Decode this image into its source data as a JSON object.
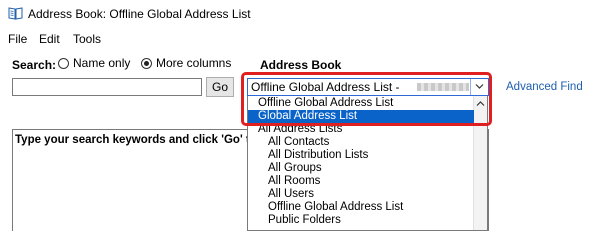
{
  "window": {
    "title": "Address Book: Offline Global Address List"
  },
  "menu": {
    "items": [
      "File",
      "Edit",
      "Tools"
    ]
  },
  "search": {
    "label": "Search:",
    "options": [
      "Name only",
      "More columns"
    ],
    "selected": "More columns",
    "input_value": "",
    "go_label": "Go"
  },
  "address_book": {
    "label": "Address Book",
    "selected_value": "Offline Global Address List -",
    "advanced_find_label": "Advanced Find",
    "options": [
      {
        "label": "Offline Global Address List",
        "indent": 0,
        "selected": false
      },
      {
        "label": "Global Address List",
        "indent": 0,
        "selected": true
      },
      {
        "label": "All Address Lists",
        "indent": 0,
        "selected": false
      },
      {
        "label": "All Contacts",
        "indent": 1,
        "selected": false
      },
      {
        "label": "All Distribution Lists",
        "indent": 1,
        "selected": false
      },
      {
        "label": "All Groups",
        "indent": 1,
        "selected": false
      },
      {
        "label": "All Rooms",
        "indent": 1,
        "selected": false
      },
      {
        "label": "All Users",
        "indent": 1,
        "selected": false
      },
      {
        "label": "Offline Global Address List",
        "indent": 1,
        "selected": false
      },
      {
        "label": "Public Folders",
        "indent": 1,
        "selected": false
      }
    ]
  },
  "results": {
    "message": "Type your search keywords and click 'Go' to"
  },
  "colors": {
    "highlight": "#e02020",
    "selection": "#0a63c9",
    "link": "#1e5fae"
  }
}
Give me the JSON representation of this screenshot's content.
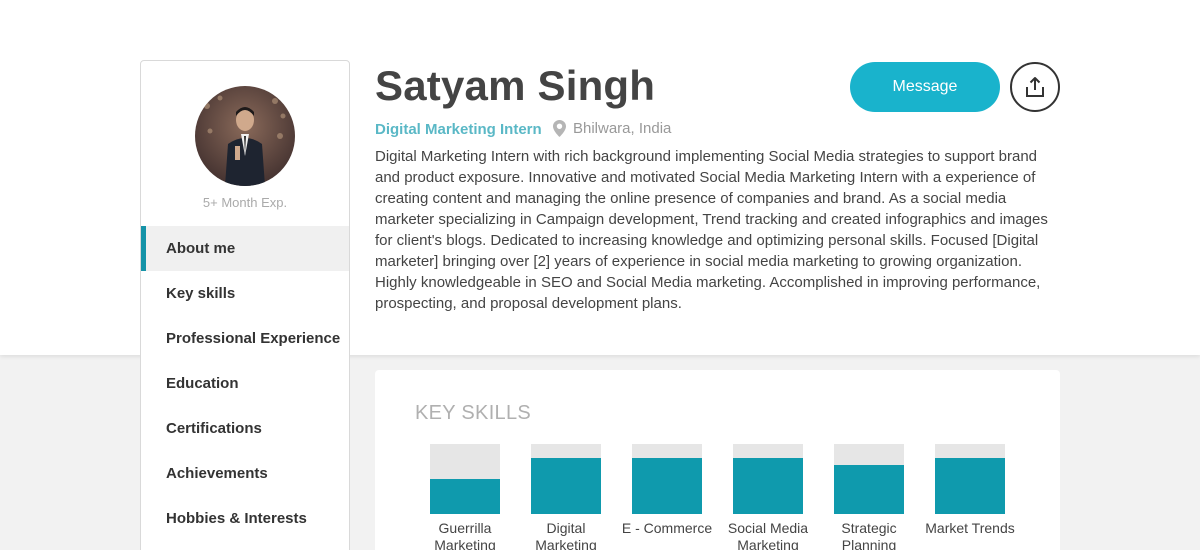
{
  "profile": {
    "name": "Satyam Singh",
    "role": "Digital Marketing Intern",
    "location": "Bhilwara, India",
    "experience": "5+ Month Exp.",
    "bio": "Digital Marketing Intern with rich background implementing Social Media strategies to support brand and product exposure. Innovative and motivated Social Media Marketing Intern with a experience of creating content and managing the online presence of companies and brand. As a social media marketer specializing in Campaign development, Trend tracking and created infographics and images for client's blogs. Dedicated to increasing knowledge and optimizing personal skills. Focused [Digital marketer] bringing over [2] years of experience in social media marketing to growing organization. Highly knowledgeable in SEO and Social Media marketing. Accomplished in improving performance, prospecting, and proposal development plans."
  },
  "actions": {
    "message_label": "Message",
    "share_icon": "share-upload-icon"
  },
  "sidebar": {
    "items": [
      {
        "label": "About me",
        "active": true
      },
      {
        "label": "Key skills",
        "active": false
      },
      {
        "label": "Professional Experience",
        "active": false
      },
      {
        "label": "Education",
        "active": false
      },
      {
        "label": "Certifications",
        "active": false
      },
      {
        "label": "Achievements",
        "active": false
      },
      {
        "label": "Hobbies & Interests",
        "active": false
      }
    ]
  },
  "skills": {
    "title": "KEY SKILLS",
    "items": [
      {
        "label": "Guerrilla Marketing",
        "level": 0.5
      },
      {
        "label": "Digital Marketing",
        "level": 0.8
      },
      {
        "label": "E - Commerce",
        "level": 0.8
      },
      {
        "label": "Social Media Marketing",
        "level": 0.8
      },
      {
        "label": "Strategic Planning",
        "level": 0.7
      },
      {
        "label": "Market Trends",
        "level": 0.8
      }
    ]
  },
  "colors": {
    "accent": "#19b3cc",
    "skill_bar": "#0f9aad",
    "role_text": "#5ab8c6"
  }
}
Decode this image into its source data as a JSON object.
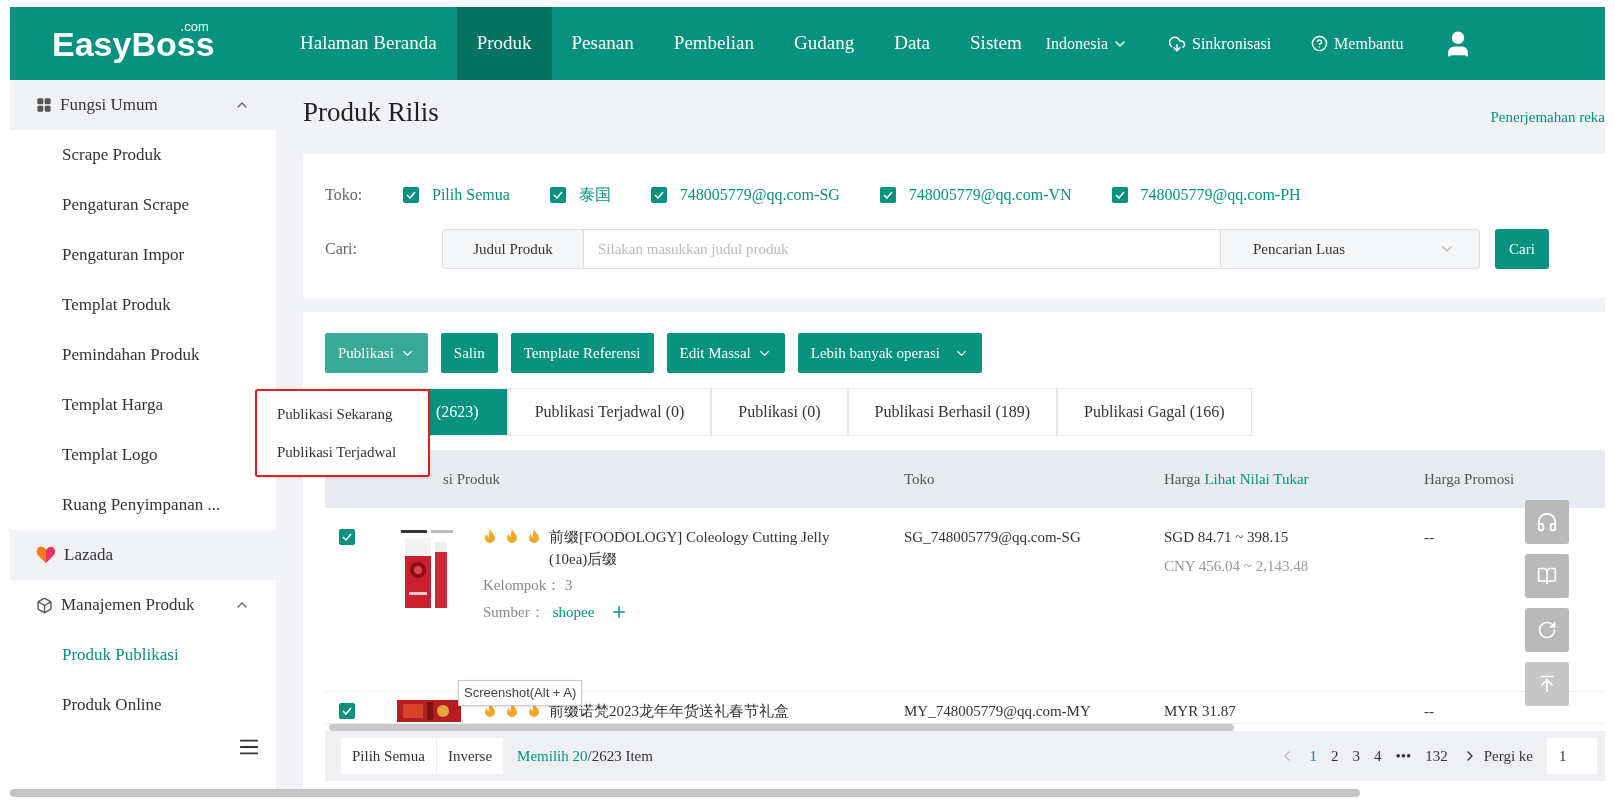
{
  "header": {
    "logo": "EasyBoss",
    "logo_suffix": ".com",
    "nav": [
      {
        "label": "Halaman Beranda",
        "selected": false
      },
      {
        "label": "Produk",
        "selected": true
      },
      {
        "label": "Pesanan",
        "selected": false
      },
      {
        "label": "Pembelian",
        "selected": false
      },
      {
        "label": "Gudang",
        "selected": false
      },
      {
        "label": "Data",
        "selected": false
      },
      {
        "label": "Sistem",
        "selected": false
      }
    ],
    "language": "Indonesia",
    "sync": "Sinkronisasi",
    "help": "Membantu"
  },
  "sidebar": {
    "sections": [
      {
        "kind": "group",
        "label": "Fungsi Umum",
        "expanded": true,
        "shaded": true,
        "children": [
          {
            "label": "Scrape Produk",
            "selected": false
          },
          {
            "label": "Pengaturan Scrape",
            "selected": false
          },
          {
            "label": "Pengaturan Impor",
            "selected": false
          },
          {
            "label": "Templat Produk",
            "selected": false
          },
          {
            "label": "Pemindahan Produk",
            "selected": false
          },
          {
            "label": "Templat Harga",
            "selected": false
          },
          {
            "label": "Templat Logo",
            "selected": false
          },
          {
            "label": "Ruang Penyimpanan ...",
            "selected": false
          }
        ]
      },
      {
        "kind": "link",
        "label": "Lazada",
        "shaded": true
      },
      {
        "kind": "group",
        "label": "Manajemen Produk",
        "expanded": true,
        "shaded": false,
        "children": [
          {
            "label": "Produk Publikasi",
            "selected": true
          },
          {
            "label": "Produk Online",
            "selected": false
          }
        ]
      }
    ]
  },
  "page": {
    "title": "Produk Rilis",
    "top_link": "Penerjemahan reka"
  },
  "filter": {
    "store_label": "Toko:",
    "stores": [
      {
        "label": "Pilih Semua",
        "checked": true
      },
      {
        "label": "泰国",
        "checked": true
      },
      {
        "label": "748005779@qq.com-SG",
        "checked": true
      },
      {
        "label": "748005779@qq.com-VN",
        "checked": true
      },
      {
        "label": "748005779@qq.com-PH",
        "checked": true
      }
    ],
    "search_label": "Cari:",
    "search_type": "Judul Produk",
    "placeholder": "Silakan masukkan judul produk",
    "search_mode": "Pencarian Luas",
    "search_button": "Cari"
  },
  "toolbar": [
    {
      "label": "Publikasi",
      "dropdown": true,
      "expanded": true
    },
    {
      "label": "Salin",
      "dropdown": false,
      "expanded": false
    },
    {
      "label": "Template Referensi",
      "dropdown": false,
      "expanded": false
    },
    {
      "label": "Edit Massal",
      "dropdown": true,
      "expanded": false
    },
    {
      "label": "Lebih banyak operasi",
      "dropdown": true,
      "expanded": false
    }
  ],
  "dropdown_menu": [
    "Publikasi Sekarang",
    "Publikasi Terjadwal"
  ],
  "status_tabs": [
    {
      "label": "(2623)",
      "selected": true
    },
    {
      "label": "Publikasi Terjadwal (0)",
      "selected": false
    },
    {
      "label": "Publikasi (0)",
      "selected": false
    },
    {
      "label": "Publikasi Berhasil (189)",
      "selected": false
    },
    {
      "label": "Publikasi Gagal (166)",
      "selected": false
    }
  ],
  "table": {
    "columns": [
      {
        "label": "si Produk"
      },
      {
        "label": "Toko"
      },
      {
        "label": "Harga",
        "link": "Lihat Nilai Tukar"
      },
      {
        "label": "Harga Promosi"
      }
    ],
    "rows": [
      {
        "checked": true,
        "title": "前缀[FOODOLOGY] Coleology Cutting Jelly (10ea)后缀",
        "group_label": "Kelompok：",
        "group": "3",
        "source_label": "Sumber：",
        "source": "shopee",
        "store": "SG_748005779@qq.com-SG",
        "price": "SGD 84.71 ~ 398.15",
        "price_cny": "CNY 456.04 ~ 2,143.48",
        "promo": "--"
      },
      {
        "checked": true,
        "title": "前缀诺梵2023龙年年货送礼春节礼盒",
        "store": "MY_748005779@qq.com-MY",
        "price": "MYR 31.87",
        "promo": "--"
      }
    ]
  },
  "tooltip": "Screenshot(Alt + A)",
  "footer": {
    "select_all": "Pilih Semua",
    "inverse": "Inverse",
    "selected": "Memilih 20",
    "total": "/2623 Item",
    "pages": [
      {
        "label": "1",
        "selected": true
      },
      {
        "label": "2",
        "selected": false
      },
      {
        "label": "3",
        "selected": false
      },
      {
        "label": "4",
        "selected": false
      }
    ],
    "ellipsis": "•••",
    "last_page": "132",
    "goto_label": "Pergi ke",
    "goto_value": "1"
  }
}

_EXERCISE AIM_.
Check each line above for the string "Lists", then copy the ones that have it.

_ANSWER TO THE PROBLEM_.
        "label": "All Address Lists",
        "label": "All Distribution Lists",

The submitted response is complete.